TASK INSTRUCTIONS: Would you return all of this data exactly, leaving nothing out?

————————

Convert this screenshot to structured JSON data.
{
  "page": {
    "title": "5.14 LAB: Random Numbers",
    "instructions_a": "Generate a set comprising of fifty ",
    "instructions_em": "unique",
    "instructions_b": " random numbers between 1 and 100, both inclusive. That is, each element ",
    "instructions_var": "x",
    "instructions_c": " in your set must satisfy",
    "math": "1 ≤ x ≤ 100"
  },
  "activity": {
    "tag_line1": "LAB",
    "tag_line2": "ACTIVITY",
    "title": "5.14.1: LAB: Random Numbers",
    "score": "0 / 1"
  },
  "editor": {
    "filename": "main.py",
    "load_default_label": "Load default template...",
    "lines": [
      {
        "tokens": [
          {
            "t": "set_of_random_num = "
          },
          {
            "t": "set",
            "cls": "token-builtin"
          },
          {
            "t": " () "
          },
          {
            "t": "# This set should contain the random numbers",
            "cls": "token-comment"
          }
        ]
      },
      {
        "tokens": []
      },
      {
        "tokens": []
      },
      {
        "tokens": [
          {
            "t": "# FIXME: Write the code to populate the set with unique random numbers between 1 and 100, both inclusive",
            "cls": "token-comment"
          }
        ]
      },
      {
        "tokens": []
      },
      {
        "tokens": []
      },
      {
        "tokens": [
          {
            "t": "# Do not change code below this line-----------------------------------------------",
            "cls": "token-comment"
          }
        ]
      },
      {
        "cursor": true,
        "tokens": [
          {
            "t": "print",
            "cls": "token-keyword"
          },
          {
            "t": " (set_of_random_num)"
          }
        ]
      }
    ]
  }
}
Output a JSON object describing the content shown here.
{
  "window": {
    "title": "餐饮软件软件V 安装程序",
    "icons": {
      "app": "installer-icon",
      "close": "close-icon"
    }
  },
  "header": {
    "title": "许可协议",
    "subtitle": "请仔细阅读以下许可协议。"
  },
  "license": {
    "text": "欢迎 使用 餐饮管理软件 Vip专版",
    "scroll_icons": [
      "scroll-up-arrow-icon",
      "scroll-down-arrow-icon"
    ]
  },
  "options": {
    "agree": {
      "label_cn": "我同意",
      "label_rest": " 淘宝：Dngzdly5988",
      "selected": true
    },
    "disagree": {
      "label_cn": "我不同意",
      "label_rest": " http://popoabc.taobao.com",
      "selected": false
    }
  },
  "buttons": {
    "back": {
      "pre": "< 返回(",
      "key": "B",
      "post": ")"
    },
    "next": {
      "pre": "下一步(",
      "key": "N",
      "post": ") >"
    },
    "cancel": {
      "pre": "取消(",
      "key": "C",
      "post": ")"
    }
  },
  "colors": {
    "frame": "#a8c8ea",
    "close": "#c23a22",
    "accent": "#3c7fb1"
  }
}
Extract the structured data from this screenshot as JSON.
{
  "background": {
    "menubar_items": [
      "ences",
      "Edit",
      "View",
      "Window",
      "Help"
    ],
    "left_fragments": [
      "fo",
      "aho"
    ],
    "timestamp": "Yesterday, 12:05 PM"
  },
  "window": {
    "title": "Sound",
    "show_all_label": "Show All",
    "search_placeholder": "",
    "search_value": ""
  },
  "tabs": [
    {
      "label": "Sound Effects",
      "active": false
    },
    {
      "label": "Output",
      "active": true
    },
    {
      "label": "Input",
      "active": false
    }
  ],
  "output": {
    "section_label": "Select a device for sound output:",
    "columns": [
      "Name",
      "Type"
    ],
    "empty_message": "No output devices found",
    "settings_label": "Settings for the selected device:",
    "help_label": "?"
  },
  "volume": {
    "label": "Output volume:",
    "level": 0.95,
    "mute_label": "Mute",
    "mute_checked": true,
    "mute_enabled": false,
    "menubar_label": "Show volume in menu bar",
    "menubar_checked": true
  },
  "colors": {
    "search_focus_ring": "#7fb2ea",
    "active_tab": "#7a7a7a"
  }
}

————————

RESPONSE TO THIS EXERCISE:
Convert this screenshot to structured JSON data.
{
  "page": {
    "title": "5.14 LAB: Random Numbers",
    "instructions_a": "Generate a set comprising of fifty ",
    "instructions_em": "unique",
    "instructions_b": " random numbers between 1 and 100, both inclusive. That is, each element ",
    "instructions_var": "x",
    "instructions_c": " in your set must satisfy",
    "math": "1 ≤ x ≤ 100"
  },
  "activity": {
    "tag_line1": "LAB",
    "tag_line2": "ACTIVITY",
    "title": "5.14.1: LAB: Random Numbers",
    "score": "0 / 1"
  },
  "editor": {
    "filename": "main.py",
    "load_default_label": "Load default template...",
    "lines": [
      {
        "tokens": [
          {
            "t": "set_of_random_num = "
          },
          {
            "t": "set",
            "cls": "token-builtin"
          },
          {
            "t": " () "
          },
          {
            "t": "# This set should contain the random numbers",
            "cls": "token-comment"
          }
        ]
      },
      {
        "tokens": []
      },
      {
        "tokens": []
      },
      {
        "tokens": [
          {
            "t": "# FIXME: Write the code to populate the set with unique random numbers between 1 and 100, both inclusive",
            "cls": "token-comment"
          }
        ]
      },
      {
        "tokens": []
      },
      {
        "tokens": []
      },
      {
        "tokens": [
          {
            "t": "# Do not change code below this line-----------------------------------------------",
            "cls": "token-comment"
          }
        ]
      },
      {
        "cursor": true,
        "tokens": [
          {
            "t": "print",
            "cls": "token-keyword"
          },
          {
            "t": " (set_of_random_num)"
          }
        ]
      }
    ]
  }
}
Output a JSON object describing the content shown here.
{
  "window": {
    "title": "餐饮软件软件V 安装程序",
    "icons": {
      "app": "installer-icon",
      "close": "close-icon"
    }
  },
  "header": {
    "title": "许可协议",
    "subtitle": "请仔细阅读以下许可协议。"
  },
  "license": {
    "text": "欢迎 使用 餐饮管理软件 Vip专版",
    "scroll_icons": [
      "scroll-up-arrow-icon",
      "scroll-down-arrow-icon"
    ]
  },
  "options": {
    "agree": {
      "label_cn": "我同意",
      "label_rest": " 淘宝：Dngzdly5988",
      "selected": true
    },
    "disagree": {
      "label_cn": "我不同意",
      "label_rest": " http://popoabc.taobao.com",
      "selected": false
    }
  },
  "buttons": {
    "back": {
      "pre": "< 返回(",
      "key": "B",
      "post": ")"
    },
    "next": {
      "pre": "下一步(",
      "key": "N",
      "post": ") >"
    },
    "cancel": {
      "pre": "取消(",
      "key": "C",
      "post": ")"
    }
  },
  "colors": {
    "frame": "#a8c8ea",
    "close": "#c23a22",
    "accent": "#3c7fb1"
  }
}
Extract the structured data from this screenshot as JSON.
{
  "background": {
    "menubar_items": [
      "ences",
      "Edit",
      "View",
      "Window",
      "Help"
    ],
    "left_fragments": [
      "fo",
      "aho"
    ],
    "timestamp": "Yesterday, 12:05 PM"
  },
  "window": {
    "title": "Sound",
    "show_all_label": "Show All",
    "search_placeholder": "",
    "search_value": ""
  },
  "tabs": [
    {
      "label": "Sound Effects",
      "active": false
    },
    {
      "label": "Output",
      "active": true
    },
    {
      "label": "Input",
      "active": false
    }
  ],
  "output": {
    "section_label": "Select a device for sound output:",
    "columns": [
      "Name",
      "Type"
    ],
    "empty_message": "No output devices found",
    "settings_label": "Settings for the selected device:",
    "help_label": "?"
  },
  "volume": {
    "label": "Output volume:",
    "level": 0.95,
    "mute_label": "Mute",
    "mute_checked": true,
    "mute_enabled": false,
    "menubar_label": "Show volume in menu bar",
    "menubar_checked": true
  },
  "colors": {
    "search_focus_ring": "#7fb2ea",
    "active_tab": "#7a7a7a"
  }
}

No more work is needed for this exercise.